**PROBLEM TO WORK ON:** Copy all lines that contain the word "true".

**RECORDS SHOWN:**
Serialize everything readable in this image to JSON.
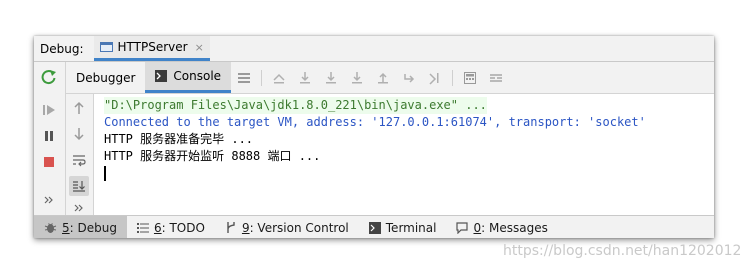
{
  "header": {
    "label": "Debug:",
    "tab_title": "HTTPServer",
    "tab_close": "×"
  },
  "subtabs": {
    "debugger_label": "Debugger",
    "console_label": "Console"
  },
  "console": {
    "lines": [
      "\"D:\\Program Files\\Java\\jdk1.8.0_221\\bin\\java.exe\" ...",
      "Connected to the target VM, address: '127.0.0.1:61074', transport: 'socket'",
      "HTTP 服务器准备完毕 ...",
      "HTTP 服务器开始监听 8888 端口 ..."
    ]
  },
  "bottom_bar": {
    "debug": {
      "mnemonic": "5",
      "label": ": Debug"
    },
    "todo": {
      "mnemonic": "6",
      "label": ": TODO"
    },
    "version_control": {
      "mnemonic": "9",
      "label": ": Version Control"
    },
    "terminal": {
      "label": "Terminal"
    },
    "messages": {
      "mnemonic": "0",
      "label": ": Messages"
    }
  },
  "watermark": "https://blog.csdn.net/han1202012",
  "colors": {
    "accent_blue": "#4083c9",
    "rerun_green": "#3d9b3d",
    "stop_red": "#d9534f",
    "console_cmd_green": "#3c7a2f",
    "console_connected_blue": "#2b55c4"
  },
  "icons": {
    "rerun": "rerun-icon",
    "resume": "resume-icon",
    "pause": "pause-icon",
    "stop": "stop-icon",
    "more": "more-icon"
  }
}
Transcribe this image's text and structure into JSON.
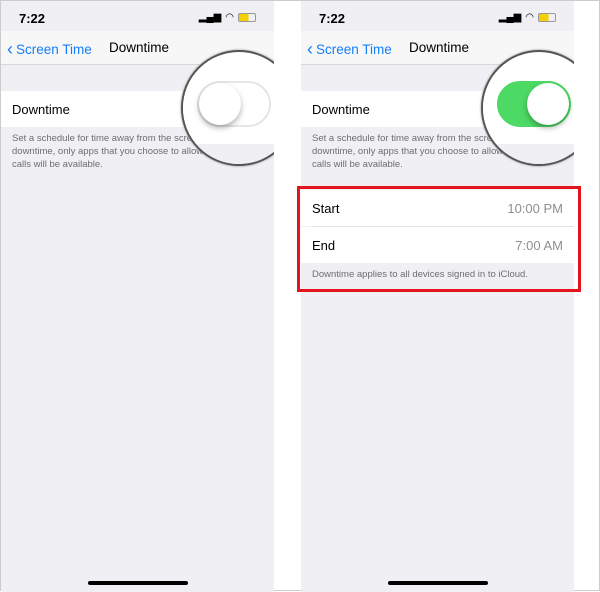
{
  "status": {
    "time": "7:22"
  },
  "nav": {
    "back": "Screen Time",
    "title": "Downtime"
  },
  "left": {
    "row_label": "Downtime",
    "toggle_on": false,
    "footer": "Set a schedule for time away from the screen. During downtime, only apps that you choose to allow and phone calls will be available."
  },
  "right": {
    "row_label": "Downtime",
    "toggle_on": true,
    "footer": "Set a schedule for time away from the screen. During downtime, only apps that you choose to allow and phone calls will be available.",
    "start_label": "Start",
    "start_value": "10:00 PM",
    "end_label": "End",
    "end_value": "7:00 AM",
    "schedule_footer": "Downtime applies to all devices signed in to iCloud."
  },
  "colors": {
    "accent": "#157efb",
    "toggle_on": "#4cd964",
    "highlight": "#e4141f"
  }
}
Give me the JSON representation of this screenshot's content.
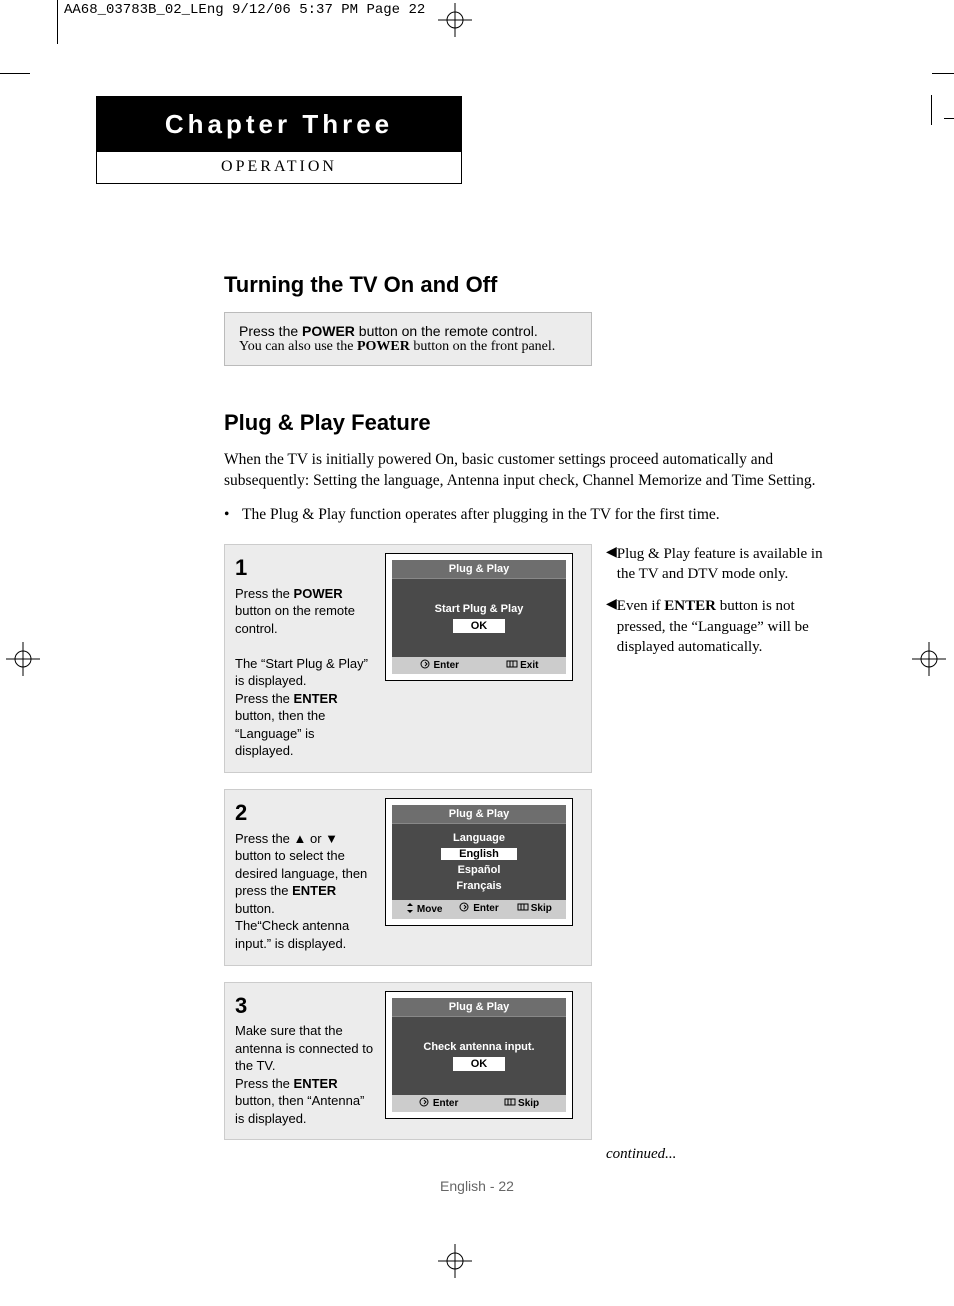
{
  "slug": "AA68_03783B_02_LEng  9/12/06  5:37 PM  Page 22",
  "chapter": {
    "title": "Chapter Three",
    "subtitle": "Operation"
  },
  "s1": {
    "heading": "Turning the TV On and Off",
    "line1_a": "Press the ",
    "line1_b": "POWER",
    "line1_c": "  button on the remote control.",
    "line2_a": "You can also use the ",
    "line2_b": "POWER",
    "line2_c": " button on the front panel."
  },
  "s2": {
    "heading": "Plug & Play Feature",
    "intro": "When the TV is initially powered On, basic customer settings proceed automatically and subsequently: Setting the language, Antenna input check, Channel Memorize and Time Setting.",
    "bullet": "The Plug & Play function operates after plugging in the TV for the first time.",
    "notes": [
      {
        "text_a": "Plug & Play feature is available in the TV and DTV mode only."
      },
      {
        "text_a": "Even if ",
        "bold": "ENTER",
        "text_b": " button is not pressed, the “Language” will be displayed automatically."
      }
    ]
  },
  "steps": [
    {
      "num": "1",
      "text_html": "Press the <b>POWER</b> button on the remote control.<br><br>The “Start Plug & Play” is displayed.<br>Press the <b>ENTER</b> button, then the “Language” is displayed.",
      "screen": {
        "title": "Plug & Play",
        "msg": "Start Plug & Play",
        "ok": "OK",
        "footer": [
          {
            "icon": "enter",
            "label": "Enter"
          },
          {
            "icon": "exit",
            "label": "Exit"
          }
        ]
      }
    },
    {
      "num": "2",
      "text_html": "Press the ▲ or ▼ button to select the desired language, then press the <b>ENTER</b> button.<br>The“Check antenna input.” is displayed.",
      "screen": {
        "title": "Plug & Play",
        "subtitle": "Language",
        "options": [
          "English",
          "Español",
          "Français"
        ],
        "selected": 0,
        "footer": [
          {
            "icon": "move",
            "label": "Move"
          },
          {
            "icon": "enter",
            "label": "Enter"
          },
          {
            "icon": "skip",
            "label": "Skip"
          }
        ]
      }
    },
    {
      "num": "3",
      "text_html": "Make sure that the antenna is connected to the TV.<br>Press the <b>ENTER</b> button, then “Antenna” is displayed.",
      "screen": {
        "title": "Plug & Play",
        "msg": "Check antenna input.",
        "ok": "OK",
        "footer": [
          {
            "icon": "enter",
            "label": "Enter"
          },
          {
            "icon": "skip",
            "label": "Skip"
          }
        ]
      }
    }
  ],
  "continued": "continued...",
  "footer": "English - 22"
}
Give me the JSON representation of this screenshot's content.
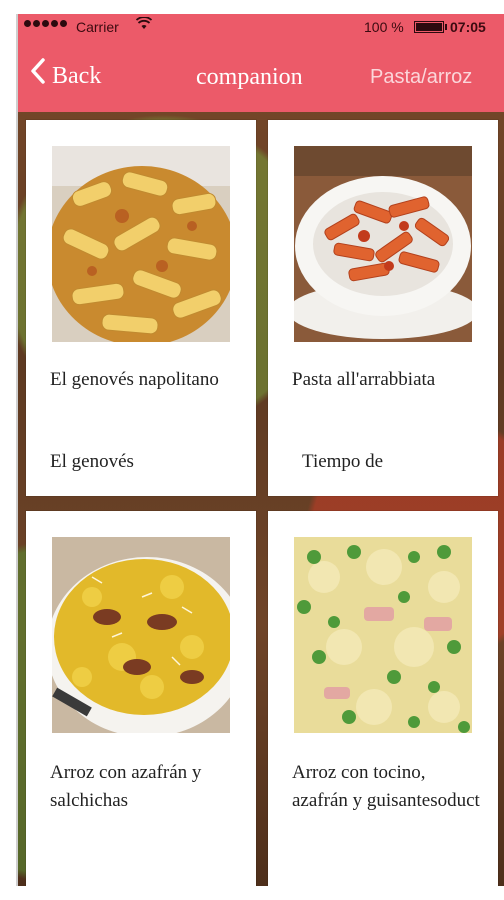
{
  "status_bar": {
    "carrier": "Carrier",
    "battery_percent": "100 %",
    "time": "07:05"
  },
  "nav": {
    "back_label": "Back",
    "title": "companion",
    "right_label": "Pasta/arroz"
  },
  "recipes": [
    {
      "name": "El genovés napolitano",
      "subtitle": "El genovés"
    },
    {
      "name": "Pasta all'arrabbiata",
      "subtitle": "Tiempo de"
    },
    {
      "name": "Arroz con azafrán y salchichas",
      "subtitle": ""
    },
    {
      "name": "Arroz con tocino, azafrán y guisantesoduct",
      "subtitle": ""
    }
  ],
  "colors": {
    "nav_bar": "#ec5a69",
    "card_bg": "#ffffff"
  },
  "icons": [
    "signal-icon",
    "wifi-icon",
    "battery-icon",
    "chevron-left-icon"
  ]
}
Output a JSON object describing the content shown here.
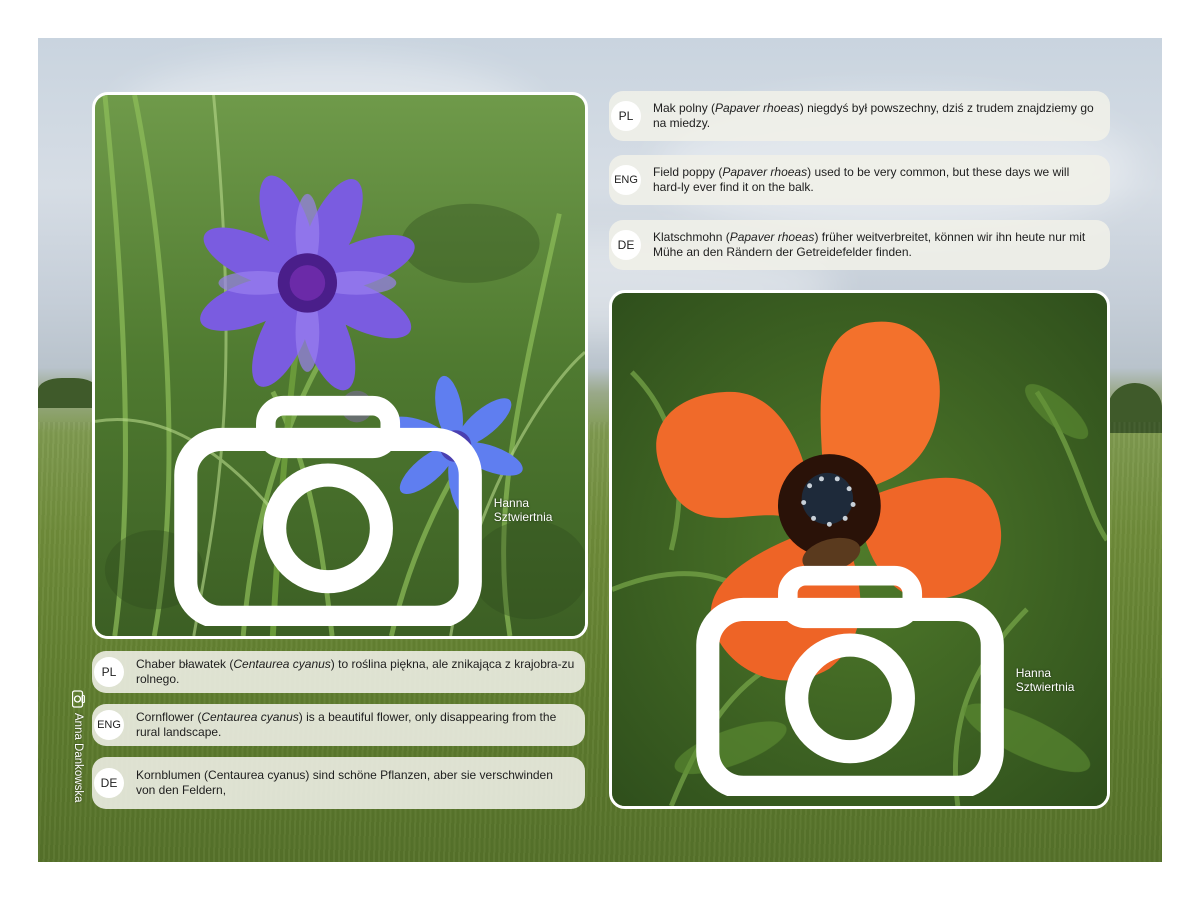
{
  "left_photo": {
    "subject": "cornflower",
    "credit": "Hanna Sztwiertnia"
  },
  "right_photo": {
    "subject": "poppy",
    "credit": "Hanna Sztwiertnia"
  },
  "side_credit": "Anna Dankowska",
  "cornflower_captions": [
    {
      "lang": "PL",
      "pre": "Chaber bławatek (",
      "latin": "Centaurea cyanus",
      "post": ") to roślina piękna, ale znikająca z krajobra-zu rolnego."
    },
    {
      "lang": "ENG",
      "pre": "Cornflower (",
      "latin": "Centaurea cyanus",
      "post": ") is a beautiful flower, only disappearing from the rural landscape."
    },
    {
      "lang": "DE",
      "pre": "Kornblumen (Centaurea cyanus) sind schöne Pflanzen, aber sie verschwinden von den Feldern,",
      "latin": "",
      "post": ""
    }
  ],
  "poppy_captions": [
    {
      "lang": "PL",
      "pre": "Mak polny (",
      "latin": "Papaver rhoeas",
      "post": ") niegdyś był powszechny, dziś z trudem znajdziemy go na miedzy."
    },
    {
      "lang": "ENG",
      "pre": "Field poppy (",
      "latin": "Papaver rhoeas",
      "post": ") used to be very common, but these days we will hard-ly ever find it on the balk."
    },
    {
      "lang": "DE",
      "pre": "Klatschmohn (",
      "latin": "Papaver rhoeas",
      "post": ") früher weitverbreitet, können wir ihn heute nur mit Mühe an den Rändern der Getreidefelder finden."
    }
  ],
  "icons": {
    "camera": "camera-icon"
  },
  "colors": {
    "caption_bg": "#f0f0e8",
    "border": "#ffffff",
    "cornflower": "#6a4fd8",
    "poppy": "#f06a2a"
  }
}
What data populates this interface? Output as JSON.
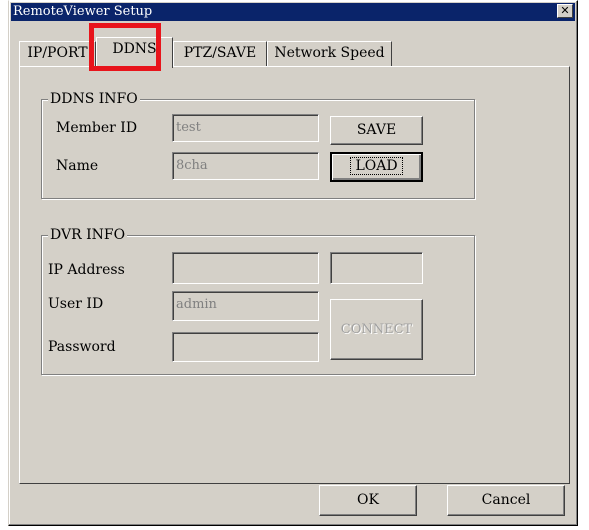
{
  "window": {
    "title": "RemoteViewer Setup",
    "close_symbol": "✕"
  },
  "tabs": [
    {
      "label": "IP/PORT",
      "active": false
    },
    {
      "label": "DDNS",
      "active": true
    },
    {
      "label": "PTZ/SAVE",
      "active": false
    },
    {
      "label": "Network Speed",
      "active": false
    }
  ],
  "ddns_info": {
    "title": "DDNS INFO",
    "member_id_label": "Member ID",
    "member_id_value": "test",
    "name_label": "Name",
    "name_value": "8cha",
    "save_label": "SAVE",
    "load_label": "LOAD"
  },
  "dvr_info": {
    "title": "DVR INFO",
    "ip_label": "IP Address",
    "ip_value": "",
    "port_value": "",
    "user_label": "User ID",
    "user_value": "admin",
    "password_label": "Password",
    "password_value": "",
    "connect_label": "CONNECT"
  },
  "footer": {
    "ok_label": "OK",
    "cancel_label": "Cancel"
  },
  "colors": {
    "highlight": "#e8141b",
    "titlebar": "#0a246a",
    "face": "#d4d0c8"
  }
}
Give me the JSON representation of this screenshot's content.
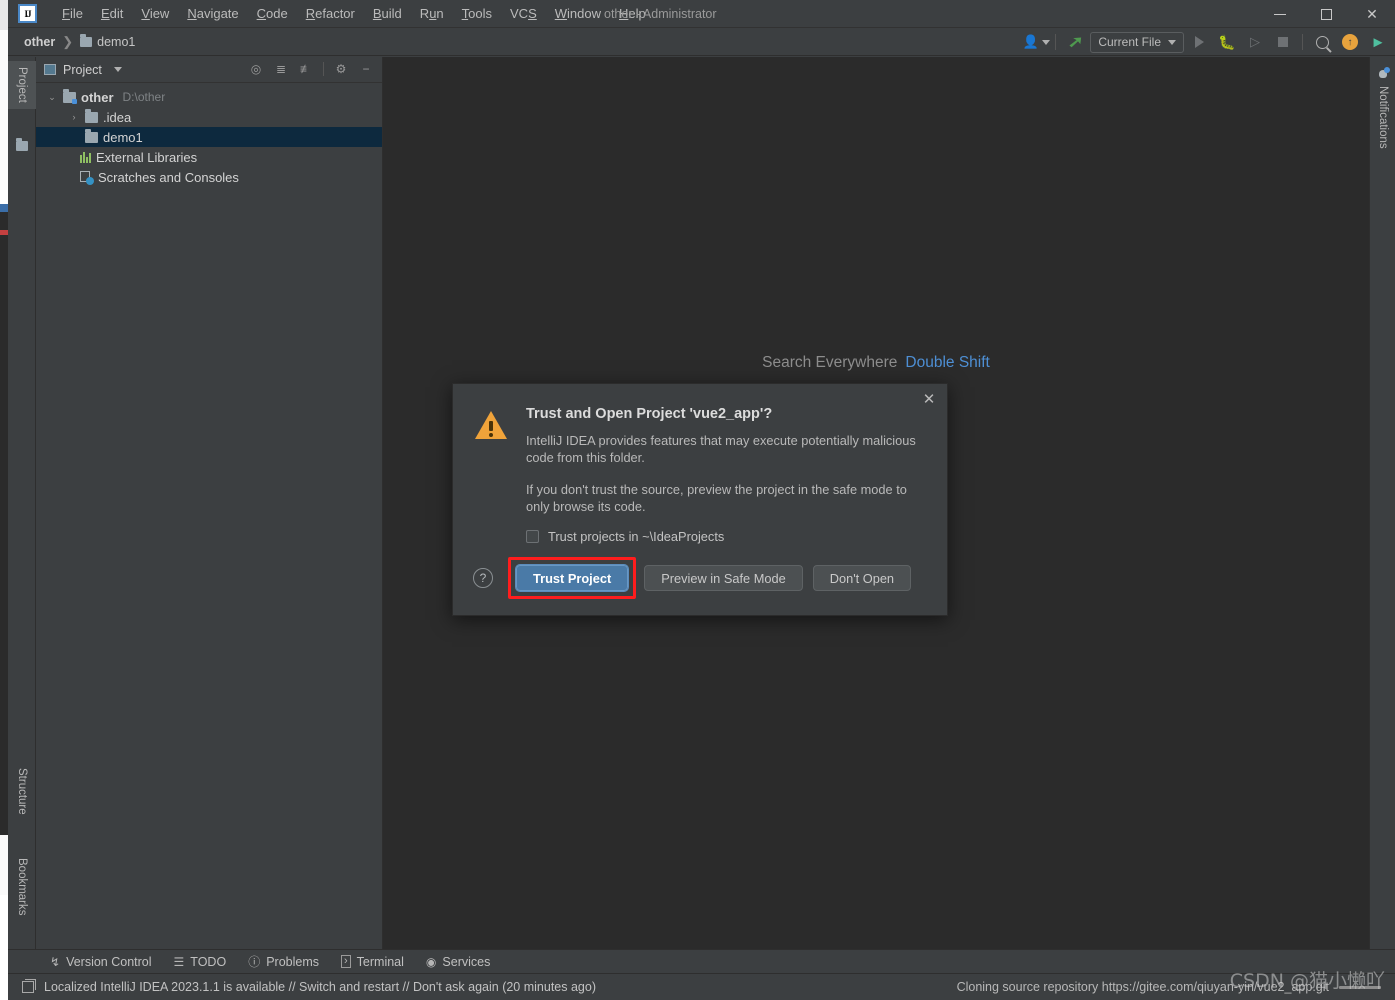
{
  "window": {
    "title": "other - Administrator",
    "logo_text": "IJ",
    "controls": {
      "minimize": "minimize",
      "maximize": "maximize",
      "close": "✕"
    }
  },
  "menubar": {
    "items": [
      {
        "label": "File"
      },
      {
        "label": "Edit"
      },
      {
        "label": "View"
      },
      {
        "label": "Navigate"
      },
      {
        "label": "Code"
      },
      {
        "label": "Refactor"
      },
      {
        "label": "Build"
      },
      {
        "label": "Run"
      },
      {
        "label": "Tools"
      },
      {
        "label": "VCS"
      },
      {
        "label": "Window"
      },
      {
        "label": "Help"
      }
    ]
  },
  "navbar": {
    "crumb_root": "other",
    "crumb_sep": "❯",
    "crumb_child": "demo1",
    "run_config": "Current File"
  },
  "left_strip": {
    "tabs": [
      {
        "label": "Project",
        "active": true
      },
      {
        "label": "Structure",
        "active": false
      },
      {
        "label": "Bookmarks",
        "active": false
      }
    ]
  },
  "right_strip": {
    "notifications_label": "Notifications"
  },
  "project_panel": {
    "title": "Project",
    "tree": [
      {
        "label": "other",
        "path": "D:\\other",
        "depth": 0,
        "arrow": "⌄",
        "icon": "module-folder-icon",
        "bold": true,
        "selected": false
      },
      {
        "label": ".idea",
        "path": "",
        "depth": 1,
        "arrow": "›",
        "icon": "folder-icon",
        "bold": false,
        "selected": false
      },
      {
        "label": "demo1",
        "path": "",
        "depth": 1,
        "arrow": "",
        "icon": "folder-icon",
        "bold": false,
        "selected": true
      },
      {
        "label": "External Libraries",
        "path": "",
        "depth": 0,
        "arrow": "",
        "icon": "library-icon",
        "bold": false,
        "selected": false
      },
      {
        "label": "Scratches and Consoles",
        "path": "",
        "depth": 0,
        "arrow": "",
        "icon": "scratches-icon",
        "bold": false,
        "selected": false
      }
    ]
  },
  "editor": {
    "hint_text": "Search Everywhere",
    "hint_shortcut": "Double Shift"
  },
  "dialog": {
    "title": "Trust and Open Project 'vue2_app'?",
    "paragraph1": "IntelliJ IDEA provides features that may execute potentially malicious code from this folder.",
    "paragraph2": "If you don't trust the source, preview the project in the safe mode to only browse its code.",
    "checkbox_label": "Trust projects in ~\\IdeaProjects",
    "checkbox_checked": false,
    "help_label": "?",
    "close_label": "✕",
    "buttons": [
      {
        "label": "Trust Project",
        "primary": true,
        "highlighted": true
      },
      {
        "label": "Preview in Safe Mode",
        "primary": false,
        "highlighted": false
      },
      {
        "label": "Don't Open",
        "primary": false,
        "highlighted": false
      }
    ],
    "highlight_color": "#ff1d1d"
  },
  "bottom_bar": {
    "tools": [
      {
        "label": "Version Control",
        "icon": "branch-icon"
      },
      {
        "label": "TODO",
        "icon": "list-icon"
      },
      {
        "label": "Problems",
        "icon": "warning-circle-icon"
      },
      {
        "label": "Terminal",
        "icon": "terminal-icon"
      },
      {
        "label": "Services",
        "icon": "play-circle-icon"
      }
    ]
  },
  "status_bar": {
    "message": "Localized IntelliJ IDEA 2023.1.1 is available // Switch and restart // Don't ask again (20 minutes ago)",
    "clone_message": "Cloning source repository https://gitee.com/qiuyan-yin/vue2_app.git"
  },
  "watermark": {
    "text": "CSDN @猫小懒吖"
  },
  "colors": {
    "frame_bg": "#3c3f41",
    "editor_bg": "#2b2b2b",
    "selection_bg": "#0d293e",
    "accent_blue": "#4e8fd4",
    "primary_btn": "#4a7aa7",
    "warning_orange": "#f0a33a",
    "highlight_red": "#ff1d1d"
  }
}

**EXERCISE RESPONSE:**
    "toggle_on": true,
      "active": true
        "active": true
        "bold": true,
        "selected": true
        "primary": true,
        "highlighted": true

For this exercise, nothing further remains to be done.